-- Begin Data records --
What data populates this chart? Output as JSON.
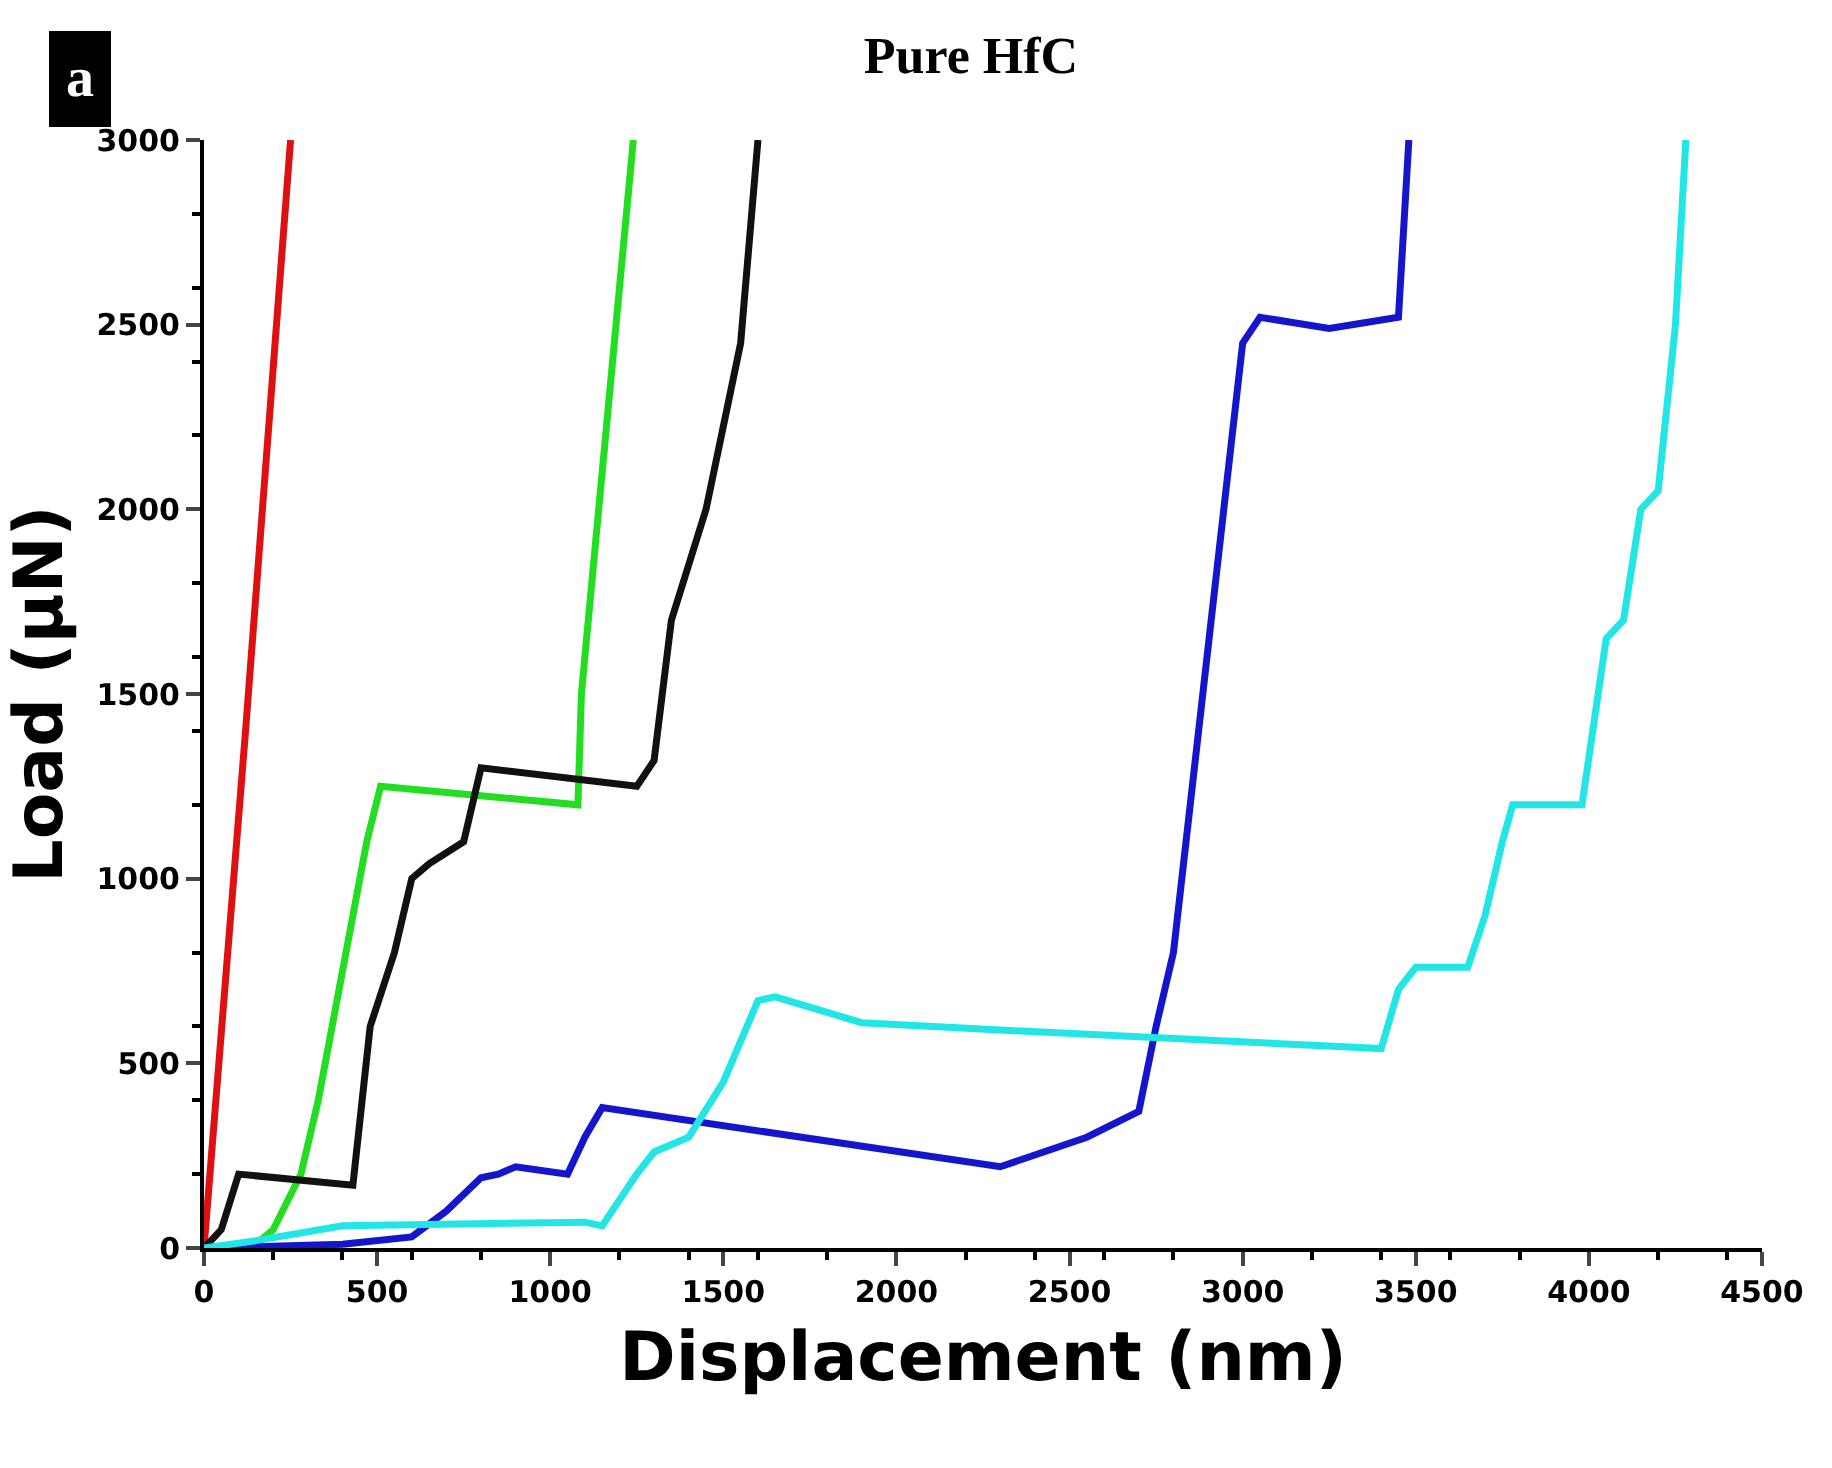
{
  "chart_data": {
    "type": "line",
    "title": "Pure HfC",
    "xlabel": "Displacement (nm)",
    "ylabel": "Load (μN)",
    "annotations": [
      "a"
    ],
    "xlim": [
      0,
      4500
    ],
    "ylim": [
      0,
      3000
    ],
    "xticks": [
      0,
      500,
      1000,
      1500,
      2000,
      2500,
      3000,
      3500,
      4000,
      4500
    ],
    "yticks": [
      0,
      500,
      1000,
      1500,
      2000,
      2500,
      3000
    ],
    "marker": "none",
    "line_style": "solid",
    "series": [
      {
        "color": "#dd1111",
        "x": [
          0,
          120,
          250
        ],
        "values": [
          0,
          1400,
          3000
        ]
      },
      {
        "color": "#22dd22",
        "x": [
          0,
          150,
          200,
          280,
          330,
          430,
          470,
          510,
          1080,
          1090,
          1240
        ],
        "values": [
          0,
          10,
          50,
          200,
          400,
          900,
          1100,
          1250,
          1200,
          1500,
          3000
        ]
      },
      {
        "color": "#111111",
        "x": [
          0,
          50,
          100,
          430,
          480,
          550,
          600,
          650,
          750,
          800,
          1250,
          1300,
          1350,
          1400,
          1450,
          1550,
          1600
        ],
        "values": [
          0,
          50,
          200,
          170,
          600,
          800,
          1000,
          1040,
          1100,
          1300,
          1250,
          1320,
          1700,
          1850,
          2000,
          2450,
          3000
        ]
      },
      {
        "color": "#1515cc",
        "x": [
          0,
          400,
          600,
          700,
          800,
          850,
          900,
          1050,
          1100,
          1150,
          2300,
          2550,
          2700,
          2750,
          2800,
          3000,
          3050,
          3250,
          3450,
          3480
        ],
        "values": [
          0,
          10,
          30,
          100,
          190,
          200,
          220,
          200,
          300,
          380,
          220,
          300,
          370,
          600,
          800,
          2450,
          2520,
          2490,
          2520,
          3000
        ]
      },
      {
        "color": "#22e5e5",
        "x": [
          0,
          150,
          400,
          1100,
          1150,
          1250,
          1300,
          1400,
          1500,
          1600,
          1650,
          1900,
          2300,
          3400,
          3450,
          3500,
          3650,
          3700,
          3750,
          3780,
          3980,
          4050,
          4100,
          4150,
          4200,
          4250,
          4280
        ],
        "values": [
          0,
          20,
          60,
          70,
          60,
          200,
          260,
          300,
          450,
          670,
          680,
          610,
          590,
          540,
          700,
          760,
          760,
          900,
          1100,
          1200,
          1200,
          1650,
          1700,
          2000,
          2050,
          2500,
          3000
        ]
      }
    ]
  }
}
-- End Data records --
-- Begin Data records --
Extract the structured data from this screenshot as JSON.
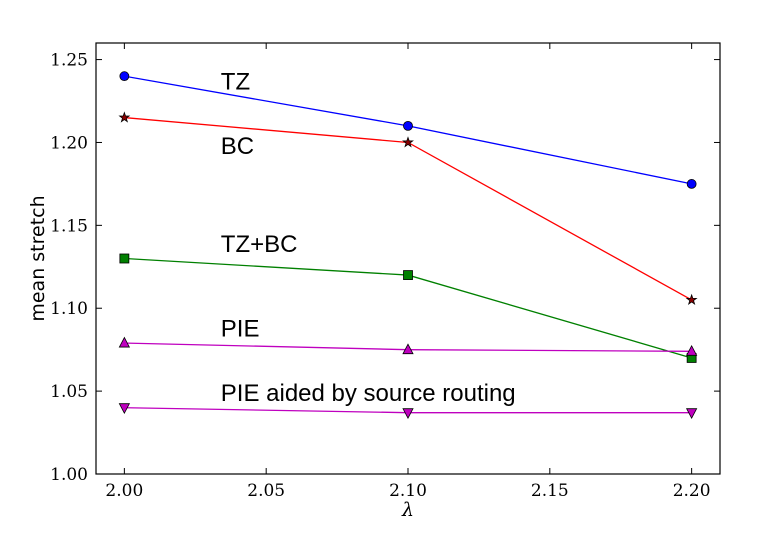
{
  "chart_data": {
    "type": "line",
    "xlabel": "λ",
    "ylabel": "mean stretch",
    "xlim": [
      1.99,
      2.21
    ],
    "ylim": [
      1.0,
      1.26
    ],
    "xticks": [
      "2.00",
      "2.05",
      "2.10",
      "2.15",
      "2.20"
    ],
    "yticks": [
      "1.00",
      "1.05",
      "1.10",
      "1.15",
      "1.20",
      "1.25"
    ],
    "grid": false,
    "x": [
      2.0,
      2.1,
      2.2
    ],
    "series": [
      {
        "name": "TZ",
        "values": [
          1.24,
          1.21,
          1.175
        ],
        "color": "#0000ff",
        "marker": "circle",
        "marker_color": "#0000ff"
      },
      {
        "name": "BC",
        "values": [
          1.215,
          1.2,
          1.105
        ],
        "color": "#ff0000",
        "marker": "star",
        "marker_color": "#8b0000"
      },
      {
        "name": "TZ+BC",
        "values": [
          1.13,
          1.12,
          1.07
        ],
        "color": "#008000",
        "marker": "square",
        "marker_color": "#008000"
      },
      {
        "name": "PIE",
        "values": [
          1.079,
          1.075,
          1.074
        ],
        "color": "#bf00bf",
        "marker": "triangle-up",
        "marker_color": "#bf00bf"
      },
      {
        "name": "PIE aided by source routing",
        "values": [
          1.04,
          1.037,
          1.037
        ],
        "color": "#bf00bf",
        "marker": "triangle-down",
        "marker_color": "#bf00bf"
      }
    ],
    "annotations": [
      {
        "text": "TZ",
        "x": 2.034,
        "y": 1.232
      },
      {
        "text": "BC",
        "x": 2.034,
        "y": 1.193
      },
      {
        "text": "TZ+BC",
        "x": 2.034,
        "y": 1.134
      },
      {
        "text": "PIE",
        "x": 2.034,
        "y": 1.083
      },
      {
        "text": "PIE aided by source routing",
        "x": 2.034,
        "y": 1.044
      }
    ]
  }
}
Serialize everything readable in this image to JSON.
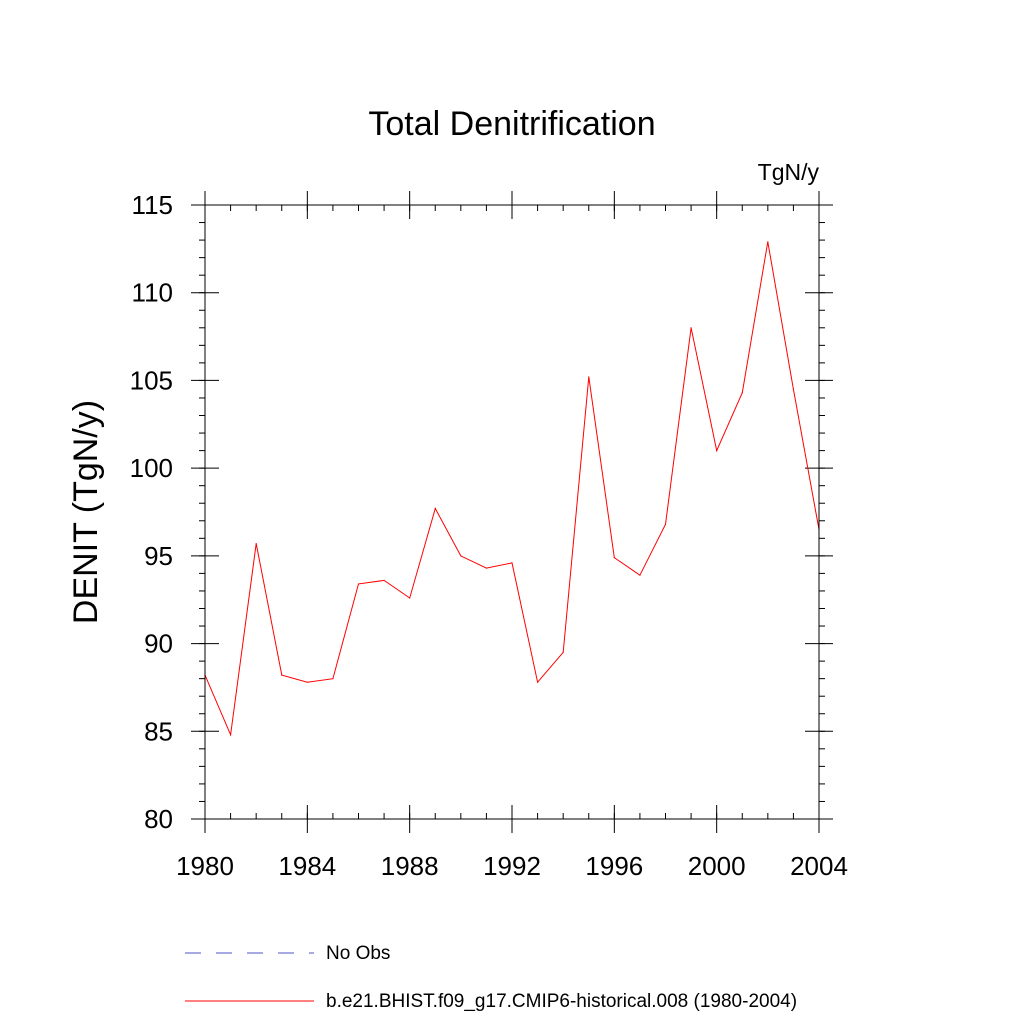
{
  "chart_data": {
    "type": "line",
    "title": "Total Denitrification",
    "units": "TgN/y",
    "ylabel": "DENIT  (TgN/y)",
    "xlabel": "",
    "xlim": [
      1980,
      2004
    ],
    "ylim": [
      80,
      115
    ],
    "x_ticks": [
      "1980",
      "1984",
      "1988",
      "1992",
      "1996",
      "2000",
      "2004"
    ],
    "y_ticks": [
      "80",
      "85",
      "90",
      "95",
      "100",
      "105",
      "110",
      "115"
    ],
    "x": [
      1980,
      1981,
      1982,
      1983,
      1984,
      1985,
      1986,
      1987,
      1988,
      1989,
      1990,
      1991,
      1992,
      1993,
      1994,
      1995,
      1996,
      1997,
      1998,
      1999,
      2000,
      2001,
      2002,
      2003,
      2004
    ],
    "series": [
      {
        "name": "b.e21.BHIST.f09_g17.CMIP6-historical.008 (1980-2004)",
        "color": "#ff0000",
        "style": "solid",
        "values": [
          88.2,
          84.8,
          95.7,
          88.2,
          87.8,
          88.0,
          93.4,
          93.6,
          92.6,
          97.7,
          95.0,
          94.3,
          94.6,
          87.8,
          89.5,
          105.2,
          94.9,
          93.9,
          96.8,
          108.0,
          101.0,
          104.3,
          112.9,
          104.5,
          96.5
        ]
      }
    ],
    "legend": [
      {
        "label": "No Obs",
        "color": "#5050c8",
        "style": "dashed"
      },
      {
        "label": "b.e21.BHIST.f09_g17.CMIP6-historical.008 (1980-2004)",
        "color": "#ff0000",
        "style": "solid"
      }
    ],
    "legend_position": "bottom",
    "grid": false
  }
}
-- End Data records --
§ What to do
Look through the entries above; copy every line holding the string "JSON".

§ Expected answer
What data populates this chart? Output as JSON.
Extract the structured data from this screenshot as JSON.
Serialize everything readable in this image to JSON.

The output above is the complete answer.